— Begin —
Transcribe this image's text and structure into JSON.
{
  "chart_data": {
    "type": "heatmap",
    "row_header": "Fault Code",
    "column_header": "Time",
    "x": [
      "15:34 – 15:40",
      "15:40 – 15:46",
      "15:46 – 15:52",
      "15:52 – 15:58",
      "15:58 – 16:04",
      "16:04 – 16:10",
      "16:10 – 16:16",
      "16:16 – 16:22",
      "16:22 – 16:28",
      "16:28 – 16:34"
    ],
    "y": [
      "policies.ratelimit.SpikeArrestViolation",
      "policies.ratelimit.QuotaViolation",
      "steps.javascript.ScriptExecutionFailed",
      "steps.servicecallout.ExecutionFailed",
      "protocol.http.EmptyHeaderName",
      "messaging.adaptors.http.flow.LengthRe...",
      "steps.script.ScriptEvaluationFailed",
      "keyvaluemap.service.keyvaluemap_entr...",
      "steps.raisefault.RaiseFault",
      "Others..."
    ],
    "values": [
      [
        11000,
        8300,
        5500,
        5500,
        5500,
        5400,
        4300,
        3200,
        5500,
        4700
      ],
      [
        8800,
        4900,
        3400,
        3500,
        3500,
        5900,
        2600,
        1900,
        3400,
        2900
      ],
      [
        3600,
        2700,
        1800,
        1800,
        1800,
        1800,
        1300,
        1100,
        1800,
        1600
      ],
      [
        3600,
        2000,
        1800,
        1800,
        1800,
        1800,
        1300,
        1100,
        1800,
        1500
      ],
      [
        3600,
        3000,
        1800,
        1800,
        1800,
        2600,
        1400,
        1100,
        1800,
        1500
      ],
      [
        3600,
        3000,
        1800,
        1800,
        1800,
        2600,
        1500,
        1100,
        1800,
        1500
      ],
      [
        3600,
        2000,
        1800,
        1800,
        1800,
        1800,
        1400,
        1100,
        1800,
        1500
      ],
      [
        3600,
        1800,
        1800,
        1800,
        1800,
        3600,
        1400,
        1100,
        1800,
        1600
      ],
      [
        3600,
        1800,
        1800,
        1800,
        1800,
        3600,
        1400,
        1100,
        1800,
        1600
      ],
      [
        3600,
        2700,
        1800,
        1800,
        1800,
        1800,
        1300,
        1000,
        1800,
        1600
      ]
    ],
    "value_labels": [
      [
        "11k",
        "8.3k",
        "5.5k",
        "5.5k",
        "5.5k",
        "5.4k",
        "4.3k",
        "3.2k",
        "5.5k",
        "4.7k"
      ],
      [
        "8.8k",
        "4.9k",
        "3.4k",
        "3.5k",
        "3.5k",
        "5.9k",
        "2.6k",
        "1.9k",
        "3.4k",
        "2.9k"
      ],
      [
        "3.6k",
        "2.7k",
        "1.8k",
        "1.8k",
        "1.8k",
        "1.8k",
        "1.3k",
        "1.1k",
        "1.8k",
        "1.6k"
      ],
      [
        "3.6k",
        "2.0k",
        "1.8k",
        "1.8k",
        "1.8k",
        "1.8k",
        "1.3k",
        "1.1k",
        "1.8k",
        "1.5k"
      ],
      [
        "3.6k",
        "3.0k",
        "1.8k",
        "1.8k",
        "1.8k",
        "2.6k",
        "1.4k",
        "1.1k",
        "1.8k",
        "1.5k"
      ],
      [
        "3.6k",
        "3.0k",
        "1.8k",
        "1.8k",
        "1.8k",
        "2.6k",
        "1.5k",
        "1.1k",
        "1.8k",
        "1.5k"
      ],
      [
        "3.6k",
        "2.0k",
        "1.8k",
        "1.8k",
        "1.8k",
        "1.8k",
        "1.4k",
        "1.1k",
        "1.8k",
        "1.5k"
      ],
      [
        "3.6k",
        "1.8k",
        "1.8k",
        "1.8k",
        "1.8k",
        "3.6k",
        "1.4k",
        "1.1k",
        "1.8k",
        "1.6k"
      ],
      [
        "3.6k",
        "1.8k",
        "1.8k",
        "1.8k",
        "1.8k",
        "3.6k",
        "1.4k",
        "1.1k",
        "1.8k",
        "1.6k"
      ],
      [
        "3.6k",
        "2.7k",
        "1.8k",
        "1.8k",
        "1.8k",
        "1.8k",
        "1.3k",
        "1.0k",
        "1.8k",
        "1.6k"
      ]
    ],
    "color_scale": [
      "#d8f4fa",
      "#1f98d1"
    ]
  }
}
— End —
Task description - Every line of the data above should be reproduced word for word.

Finished task -
Transcribe this image's text and structure into JSON.
{
  "chart_data": {
    "type": "heatmap",
    "row_header": "Fault Code",
    "column_header": "Time",
    "x": [
      "15:34 – 15:40",
      "15:40 – 15:46",
      "15:46 – 15:52",
      "15:52 – 15:58",
      "15:58 – 16:04",
      "16:04 – 16:10",
      "16:10 – 16:16",
      "16:16 – 16:22",
      "16:22 – 16:28",
      "16:28 – 16:34"
    ],
    "y": [
      "policies.ratelimit.SpikeArrestViolation",
      "policies.ratelimit.QuotaViolation",
      "steps.javascript.ScriptExecutionFailed",
      "steps.servicecallout.ExecutionFailed",
      "protocol.http.EmptyHeaderName",
      "messaging.adaptors.http.flow.LengthRe...",
      "steps.script.ScriptEvaluationFailed",
      "keyvaluemap.service.keyvaluemap_entr...",
      "steps.raisefault.RaiseFault",
      "Others..."
    ],
    "values": [
      [
        11000,
        8300,
        5500,
        5500,
        5500,
        5400,
        4300,
        3200,
        5500,
        4700
      ],
      [
        8800,
        4900,
        3400,
        3500,
        3500,
        5900,
        2600,
        1900,
        3400,
        2900
      ],
      [
        3600,
        2700,
        1800,
        1800,
        1800,
        1800,
        1300,
        1100,
        1800,
        1600
      ],
      [
        3600,
        2000,
        1800,
        1800,
        1800,
        1800,
        1300,
        1100,
        1800,
        1500
      ],
      [
        3600,
        3000,
        1800,
        1800,
        1800,
        2600,
        1400,
        1100,
        1800,
        1500
      ],
      [
        3600,
        3000,
        1800,
        1800,
        1800,
        2600,
        1500,
        1100,
        1800,
        1500
      ],
      [
        3600,
        2000,
        1800,
        1800,
        1800,
        1800,
        1400,
        1100,
        1800,
        1500
      ],
      [
        3600,
        1800,
        1800,
        1800,
        1800,
        3600,
        1400,
        1100,
        1800,
        1600
      ],
      [
        3600,
        1800,
        1800,
        1800,
        1800,
        3600,
        1400,
        1100,
        1800,
        1600
      ],
      [
        3600,
        2700,
        1800,
        1800,
        1800,
        1800,
        1300,
        1000,
        1800,
        1600
      ]
    ],
    "value_labels": [
      [
        "11k",
        "8.3k",
        "5.5k",
        "5.5k",
        "5.5k",
        "5.4k",
        "4.3k",
        "3.2k",
        "5.5k",
        "4.7k"
      ],
      [
        "8.8k",
        "4.9k",
        "3.4k",
        "3.5k",
        "3.5k",
        "5.9k",
        "2.6k",
        "1.9k",
        "3.4k",
        "2.9k"
      ],
      [
        "3.6k",
        "2.7k",
        "1.8k",
        "1.8k",
        "1.8k",
        "1.8k",
        "1.3k",
        "1.1k",
        "1.8k",
        "1.6k"
      ],
      [
        "3.6k",
        "2.0k",
        "1.8k",
        "1.8k",
        "1.8k",
        "1.8k",
        "1.3k",
        "1.1k",
        "1.8k",
        "1.5k"
      ],
      [
        "3.6k",
        "3.0k",
        "1.8k",
        "1.8k",
        "1.8k",
        "2.6k",
        "1.4k",
        "1.1k",
        "1.8k",
        "1.5k"
      ],
      [
        "3.6k",
        "3.0k",
        "1.8k",
        "1.8k",
        "1.8k",
        "2.6k",
        "1.5k",
        "1.1k",
        "1.8k",
        "1.5k"
      ],
      [
        "3.6k",
        "2.0k",
        "1.8k",
        "1.8k",
        "1.8k",
        "1.8k",
        "1.4k",
        "1.1k",
        "1.8k",
        "1.5k"
      ],
      [
        "3.6k",
        "1.8k",
        "1.8k",
        "1.8k",
        "1.8k",
        "3.6k",
        "1.4k",
        "1.1k",
        "1.8k",
        "1.6k"
      ],
      [
        "3.6k",
        "1.8k",
        "1.8k",
        "1.8k",
        "1.8k",
        "3.6k",
        "1.4k",
        "1.1k",
        "1.8k",
        "1.6k"
      ],
      [
        "3.6k",
        "2.7k",
        "1.8k",
        "1.8k",
        "1.8k",
        "1.8k",
        "1.3k",
        "1.0k",
        "1.8k",
        "1.6k"
      ]
    ],
    "color_scale": [
      "#d8f4fa",
      "#1f98d1"
    ]
  }
}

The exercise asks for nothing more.